%%

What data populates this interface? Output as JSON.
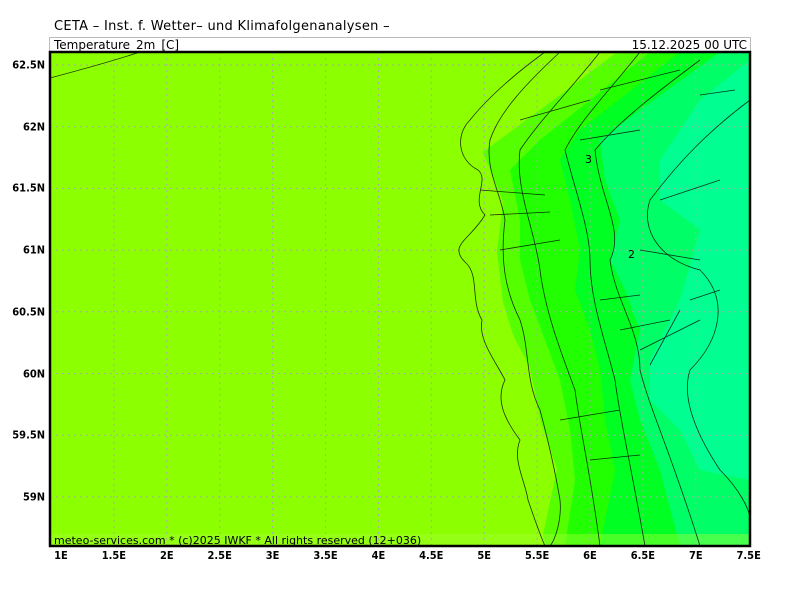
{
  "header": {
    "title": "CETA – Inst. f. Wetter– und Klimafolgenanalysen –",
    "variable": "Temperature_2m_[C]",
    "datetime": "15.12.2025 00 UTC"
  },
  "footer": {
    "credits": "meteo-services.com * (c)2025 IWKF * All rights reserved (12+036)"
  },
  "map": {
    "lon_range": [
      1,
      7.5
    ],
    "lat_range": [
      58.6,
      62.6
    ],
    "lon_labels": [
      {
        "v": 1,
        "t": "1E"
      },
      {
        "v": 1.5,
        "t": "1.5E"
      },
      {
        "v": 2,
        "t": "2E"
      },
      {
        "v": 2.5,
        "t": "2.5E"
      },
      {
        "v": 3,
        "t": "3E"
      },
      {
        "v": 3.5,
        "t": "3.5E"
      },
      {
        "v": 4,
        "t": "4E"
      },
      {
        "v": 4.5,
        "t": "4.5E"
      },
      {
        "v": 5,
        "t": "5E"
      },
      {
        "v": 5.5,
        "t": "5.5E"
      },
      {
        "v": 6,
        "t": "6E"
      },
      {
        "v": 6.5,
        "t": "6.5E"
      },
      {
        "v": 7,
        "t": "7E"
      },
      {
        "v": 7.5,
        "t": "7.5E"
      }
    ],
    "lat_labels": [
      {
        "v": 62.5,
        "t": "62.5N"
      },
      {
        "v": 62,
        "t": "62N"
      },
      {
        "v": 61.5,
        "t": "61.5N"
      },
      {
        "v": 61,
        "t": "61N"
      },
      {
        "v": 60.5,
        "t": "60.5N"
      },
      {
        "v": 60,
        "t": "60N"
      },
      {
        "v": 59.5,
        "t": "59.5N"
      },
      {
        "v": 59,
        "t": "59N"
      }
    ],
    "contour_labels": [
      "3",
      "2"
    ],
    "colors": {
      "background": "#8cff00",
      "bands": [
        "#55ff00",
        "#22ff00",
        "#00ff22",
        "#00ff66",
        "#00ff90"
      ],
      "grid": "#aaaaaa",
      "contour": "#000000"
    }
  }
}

%%

The request = Repeat the data in full and exactly. Omit pictures.

Answer for this exercise =
What data populates this interface? Output as JSON.
{
  "header": {
    "title": "CETA – Inst. f. Wetter– und Klimafolgenanalysen –",
    "variable": "Temperature_2m_[C]",
    "datetime": "15.12.2025 00 UTC"
  },
  "footer": {
    "credits": "meteo-services.com * (c)2025 IWKF * All rights reserved (12+036)"
  },
  "map": {
    "lon_range": [
      1,
      7.5
    ],
    "lat_range": [
      58.6,
      62.6
    ],
    "lon_labels": [
      {
        "v": 1,
        "t": "1E"
      },
      {
        "v": 1.5,
        "t": "1.5E"
      },
      {
        "v": 2,
        "t": "2E"
      },
      {
        "v": 2.5,
        "t": "2.5E"
      },
      {
        "v": 3,
        "t": "3E"
      },
      {
        "v": 3.5,
        "t": "3.5E"
      },
      {
        "v": 4,
        "t": "4E"
      },
      {
        "v": 4.5,
        "t": "4.5E"
      },
      {
        "v": 5,
        "t": "5E"
      },
      {
        "v": 5.5,
        "t": "5.5E"
      },
      {
        "v": 6,
        "t": "6E"
      },
      {
        "v": 6.5,
        "t": "6.5E"
      },
      {
        "v": 7,
        "t": "7E"
      },
      {
        "v": 7.5,
        "t": "7.5E"
      }
    ],
    "lat_labels": [
      {
        "v": 62.5,
        "t": "62.5N"
      },
      {
        "v": 62,
        "t": "62N"
      },
      {
        "v": 61.5,
        "t": "61.5N"
      },
      {
        "v": 61,
        "t": "61N"
      },
      {
        "v": 60.5,
        "t": "60.5N"
      },
      {
        "v": 60,
        "t": "60N"
      },
      {
        "v": 59.5,
        "t": "59.5N"
      },
      {
        "v": 59,
        "t": "59N"
      }
    ],
    "contour_labels": [
      "3",
      "2"
    ],
    "colors": {
      "background": "#8cff00",
      "bands": [
        "#55ff00",
        "#22ff00",
        "#00ff22",
        "#00ff66",
        "#00ff90"
      ],
      "grid": "#aaaaaa",
      "contour": "#000000"
    }
  }
}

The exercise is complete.